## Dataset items
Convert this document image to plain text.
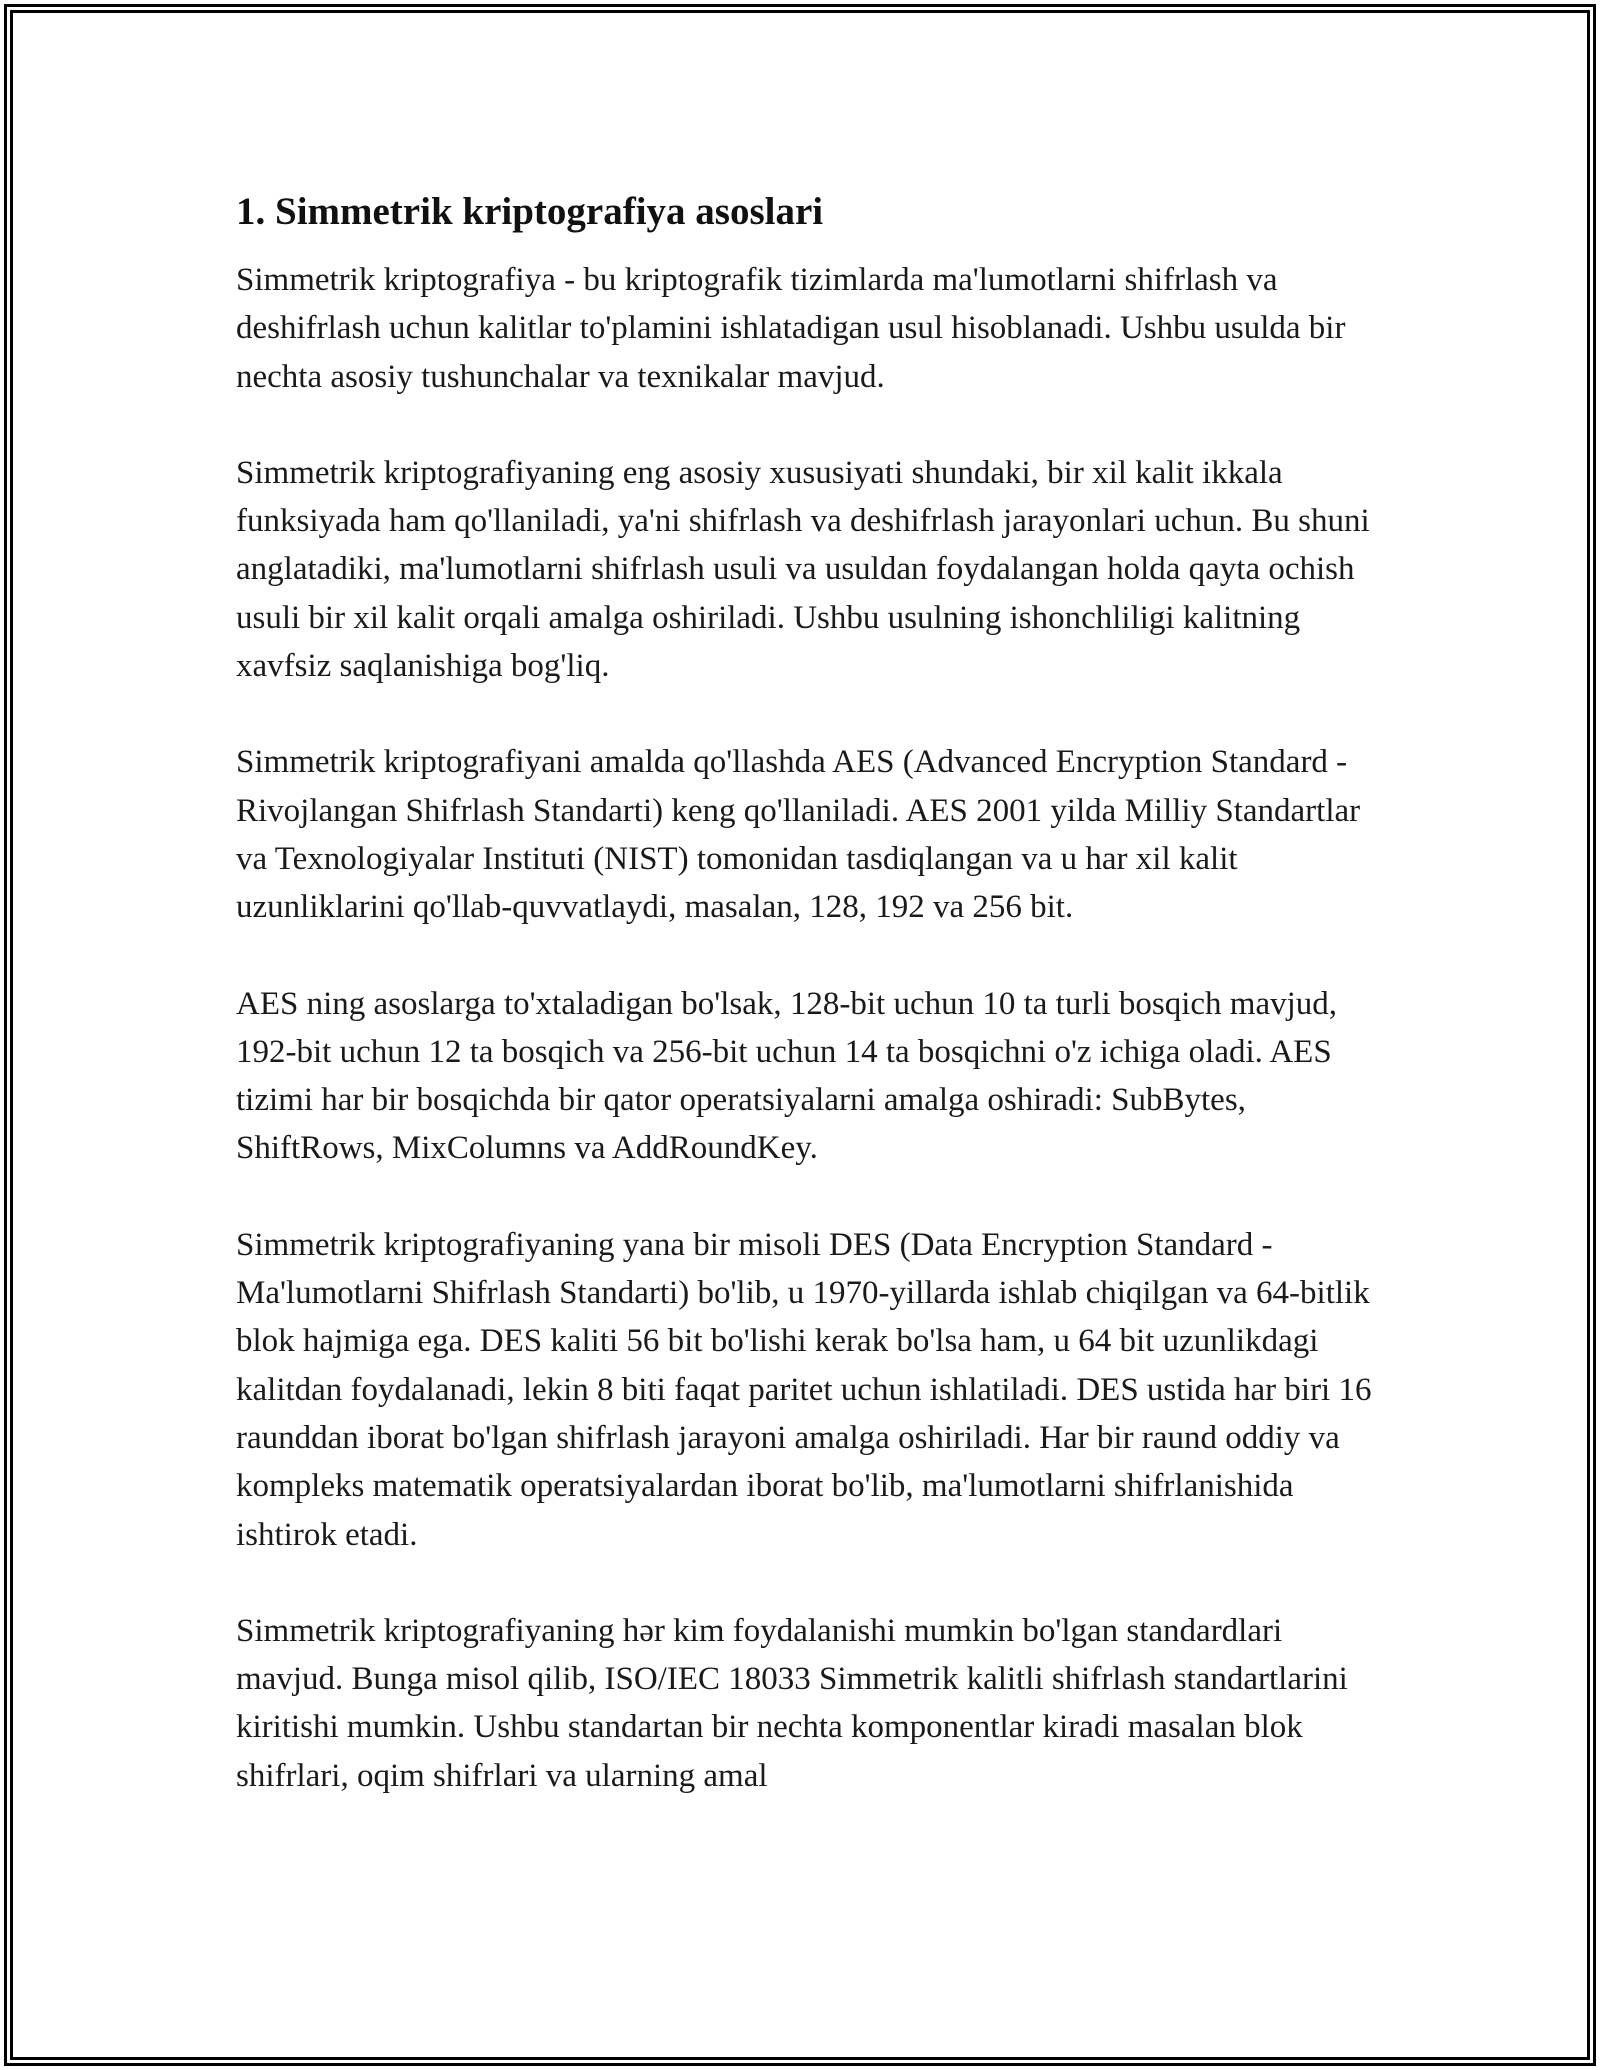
1. Simmetrik kriptografiya asoslari

Simmetrik kriptografiya - bu kriptografik tizimlarda ma'lumotlarni shifrlash va deshifrlash uchun kalitlar to'plamini ishlatadigan usul hisoblanadi. Ushbu usulda bir nechta asosiy tushunchalar va texnikalar mavjud.

Simmetrik kriptografiyaning eng asosiy xususiyati shundaki, bir xil kalit ikkala funksiyada ham qo'llaniladi, ya'ni shifrlash va deshifrlash jarayonlari uchun. Bu shuni anglatadiki, ma'lumotlarni shifrlash usuli va usuldan foydalangan holda qayta ochish usuli bir xil kalit orqali amalga oshiriladi. Ushbu usulning ishonchliligi kalitning xavfsiz saqlanishiga bog'liq.

Simmetrik kriptografiyani amalda qo'llashda AES (Advanced Encryption Standard - Rivojlangan Shifrlash Standarti) keng qo'llaniladi. AES 2001 yilda Milliy Standartlar va Texnologiyalar Instituti (NIST) tomonidan tasdiqlangan va u har xil kalit uzunliklarini qo'llab-quvvatlaydi, masalan, 128, 192 va 256 bit.

AES ning asoslarga to'xtaladigan bo'lsak, 128-bit uchun 10 ta turli bosqich mavjud, 192-bit uchun 12 ta bosqich va 256-bit uchun 14 ta bosqichni o'z ichiga oladi. AES tizimi har bir bosqichda bir qator operatsiyalarni amalga oshiradi: SubBytes, ShiftRows, MixColumns va AddRoundKey.

Simmetrik kriptografiyaning yana bir misoli DES (Data Encryption Standard - Ma'lumotlarni Shifrlash Standarti) bo'lib, u 1970-yillarda ishlab chiqilgan va 64-bitlik blok hajmiga ega. DES kaliti 56 bit bo'lishi kerak bo'lsa ham, u 64 bit uzunlikdagi kalitdan foydalanadi, lekin 8 biti faqat paritet uchun ishlatiladi. DES ustida har biri 16 raunddan iborat bo'lgan shifrlash jarayoni amalga oshiriladi. Har bir raund oddiy va kompleks matematik operatsiyalardan iborat bo'lib, ma'lumotlarni shifrlanishida ishtirok etadi.

Simmetrik kriptografiyaning hər kim foydalanishi mumkin bo'lgan standardlari mavjud. Bunga misol qilib, ISO/IEC 18033 Simmetrik kalitli shifrlash standartlarini kiritishi mumkin. Ushbu standartan bir nechta komponentlar kiradi masalan blok shifrlari, oqim shifrlari va ularning amal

## Problem to solve
In the listing above, find each line with the word "nechta" and copy it.

## Exercise output
Simmetrik kriptografiya - bu kriptografik tizimlarda ma'lumotlarni shifrlash va deshifrlash uchun kalitlar to'plamini ishlatadigan usul hisoblanadi. Ushbu usulda bir nechta asosiy tushunchalar va texnikalar mavjud.
Simmetrik kriptografiyaning hər kim foydalanishi mumkin bo'lgan standardlari mavjud. Bunga misol qilib, ISO/IEC 18033 Simmetrik kalitli shifrlash standartlarini kiritishi mumkin. Ushbu standartan bir nechta komponentlar kiradi masalan blok shifrlari, oqim shifrlari va ularning amal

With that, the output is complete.